■ INSTRUCTIONS FOR THE TASK
Return the full material exactly.

[Records]
__________________________________________________

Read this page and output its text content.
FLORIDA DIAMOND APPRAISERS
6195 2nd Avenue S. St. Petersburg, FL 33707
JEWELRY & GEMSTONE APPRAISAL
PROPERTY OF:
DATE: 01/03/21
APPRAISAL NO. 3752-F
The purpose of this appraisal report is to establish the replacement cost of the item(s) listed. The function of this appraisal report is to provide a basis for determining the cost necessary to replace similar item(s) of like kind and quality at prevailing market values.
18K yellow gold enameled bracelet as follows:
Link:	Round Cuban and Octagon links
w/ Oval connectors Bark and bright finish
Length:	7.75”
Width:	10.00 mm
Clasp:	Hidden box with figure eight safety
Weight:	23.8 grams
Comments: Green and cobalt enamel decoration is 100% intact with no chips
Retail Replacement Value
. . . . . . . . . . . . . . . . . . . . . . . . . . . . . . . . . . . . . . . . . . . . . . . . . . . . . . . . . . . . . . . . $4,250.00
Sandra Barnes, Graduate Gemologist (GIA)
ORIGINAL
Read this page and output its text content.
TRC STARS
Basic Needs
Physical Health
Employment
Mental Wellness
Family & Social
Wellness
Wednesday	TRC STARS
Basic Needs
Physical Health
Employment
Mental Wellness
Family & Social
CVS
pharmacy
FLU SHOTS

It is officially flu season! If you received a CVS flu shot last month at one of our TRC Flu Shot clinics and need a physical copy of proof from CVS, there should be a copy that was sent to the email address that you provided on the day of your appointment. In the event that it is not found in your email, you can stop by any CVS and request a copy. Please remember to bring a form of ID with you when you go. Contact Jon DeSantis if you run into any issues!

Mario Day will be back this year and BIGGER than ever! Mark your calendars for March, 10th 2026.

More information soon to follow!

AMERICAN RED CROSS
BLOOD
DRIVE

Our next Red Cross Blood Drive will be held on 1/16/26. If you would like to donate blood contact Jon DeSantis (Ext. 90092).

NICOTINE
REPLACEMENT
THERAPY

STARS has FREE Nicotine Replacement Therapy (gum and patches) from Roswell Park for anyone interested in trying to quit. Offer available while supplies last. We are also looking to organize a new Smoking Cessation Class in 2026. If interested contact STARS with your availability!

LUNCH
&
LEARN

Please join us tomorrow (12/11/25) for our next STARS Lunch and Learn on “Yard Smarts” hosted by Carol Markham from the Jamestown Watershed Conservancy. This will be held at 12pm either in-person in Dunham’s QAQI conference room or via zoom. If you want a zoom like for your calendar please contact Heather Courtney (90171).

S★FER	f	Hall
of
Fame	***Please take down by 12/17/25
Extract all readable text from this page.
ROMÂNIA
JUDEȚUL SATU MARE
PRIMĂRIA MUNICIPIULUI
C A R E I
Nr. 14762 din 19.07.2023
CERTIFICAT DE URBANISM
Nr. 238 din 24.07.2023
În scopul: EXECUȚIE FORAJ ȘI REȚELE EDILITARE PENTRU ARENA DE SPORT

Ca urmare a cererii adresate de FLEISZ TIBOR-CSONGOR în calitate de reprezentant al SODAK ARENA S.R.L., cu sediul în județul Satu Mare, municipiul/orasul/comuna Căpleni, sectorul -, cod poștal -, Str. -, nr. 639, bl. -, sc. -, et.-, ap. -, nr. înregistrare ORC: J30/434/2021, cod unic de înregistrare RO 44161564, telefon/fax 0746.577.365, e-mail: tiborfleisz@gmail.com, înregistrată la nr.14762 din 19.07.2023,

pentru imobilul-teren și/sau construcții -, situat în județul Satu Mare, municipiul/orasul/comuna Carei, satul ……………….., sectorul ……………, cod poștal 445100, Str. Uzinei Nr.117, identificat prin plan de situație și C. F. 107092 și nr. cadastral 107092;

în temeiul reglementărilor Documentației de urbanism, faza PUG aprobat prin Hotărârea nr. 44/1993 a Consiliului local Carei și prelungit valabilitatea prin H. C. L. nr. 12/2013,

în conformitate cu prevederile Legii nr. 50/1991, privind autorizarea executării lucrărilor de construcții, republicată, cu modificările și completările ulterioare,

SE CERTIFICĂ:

__________________________________________________

■ ANSWER FOR THIS EXERCISE
Read this page and output its text content.
FLORIDA DIAMOND APPRAISERS
6195 2nd Avenue S. St. Petersburg, FL 33707
JEWELRY & GEMSTONE APPRAISAL
PROPERTY OF:
DATE: 01/03/21
APPRAISAL NO. 3752-F
The purpose of this appraisal report is to establish the replacement cost of the item(s) listed. The function of this appraisal report is to provide a basis for determining the cost necessary to replace similar item(s) of like kind and quality at prevailing market values.
18K yellow gold enameled bracelet as follows:
Link:	Round Cuban and Octagon links
w/ Oval connectors Bark and bright finish
Length:	7.75”
Width:	10.00 mm
Clasp:	Hidden box with figure eight safety
Weight:	23.8 grams
Comments: Green and cobalt enamel decoration is 100% intact with no chips
Retail Replacement Value
. . . . . . . . . . . . . . . . . . . . . . . . . . . . . . . . . . . . . . . . . . . . . . . . . . . . . . . . . . . . . . . . $4,250.00
Sandra Barnes, Graduate Gemologist (GIA)
ORIGINAL
Read this page and output its text content.
TRC STARS
Basic Needs
Physical Health
Employment
Mental Wellness
Family & Social
Wellness
Wednesday	TRC STARS
Basic Needs
Physical Health
Employment
Mental Wellness
Family & Social
CVS
pharmacy
FLU SHOTS

It is officially flu season! If you received a CVS flu shot last month at one of our TRC Flu Shot clinics and need a physical copy of proof from CVS, there should be a copy that was sent to the email address that you provided on the day of your appointment. In the event that it is not found in your email, you can stop by any CVS and request a copy. Please remember to bring a form of ID with you when you go. Contact Jon DeSantis if you run into any issues!

Mario Day will be back this year and BIGGER than ever! Mark your calendars for March, 10th 2026.

More information soon to follow!

AMERICAN RED CROSS
BLOOD
DRIVE

Our next Red Cross Blood Drive will be held on 1/16/26. If you would like to donate blood contact Jon DeSantis (Ext. 90092).

NICOTINE
REPLACEMENT
THERAPY

STARS has FREE Nicotine Replacement Therapy (gum and patches) from Roswell Park for anyone interested in trying to quit. Offer available while supplies last. We are also looking to organize a new Smoking Cessation Class in 2026. If interested contact STARS with your availability!

LUNCH
&
LEARN

Please join us tomorrow (12/11/25) for our next STARS Lunch and Learn on “Yard Smarts” hosted by Carol Markham from the Jamestown Watershed Conservancy. This will be held at 12pm either in-person in Dunham’s QAQI conference room or via zoom. If you want a zoom like for your calendar please contact Heather Courtney (90171).

S★FER	f	Hall
of
Fame	***Please take down by 12/17/25
Extract all readable text from this page.
ROMÂNIA
JUDEȚUL SATU MARE
PRIMĂRIA MUNICIPIULUI
C A R E I
Nr. 14762 din 19.07.2023
CERTIFICAT DE URBANISM
Nr. 238 din 24.07.2023
În scopul: EXECUȚIE FORAJ ȘI REȚELE EDILITARE PENTRU ARENA DE SPORT

Ca urmare a cererii adresate de FLEISZ TIBOR-CSONGOR în calitate de reprezentant al SODAK ARENA S.R.L., cu sediul în județul Satu Mare, municipiul/orasul/comuna Căpleni, sectorul -, cod poștal -, Str. -, nr. 639, bl. -, sc. -, et.-, ap. -, nr. înregistrare ORC: J30/434/2021, cod unic de înregistrare RO 44161564, telefon/fax 0746.577.365, e-mail: tiborfleisz@gmail.com, înregistrată la nr.14762 din 19.07.2023,

pentru imobilul-teren și/sau construcții -, situat în județul Satu Mare, municipiul/orasul/comuna Carei, satul ……………….., sectorul ……………, cod poștal 445100, Str. Uzinei Nr.117, identificat prin plan de situație și C. F. 107092 și nr. cadastral 107092;

în temeiul reglementărilor Documentației de urbanism, faza PUG aprobat prin Hotărârea nr. 44/1993 a Consiliului local Carei și prelungit valabilitatea prin H. C. L. nr. 12/2013,

în conformitate cu prevederile Legii nr. 50/1991, privind autorizarea executării lucrărilor de construcții, republicată, cu modificările și completările ulterioare,

SE CERTIFICĂ:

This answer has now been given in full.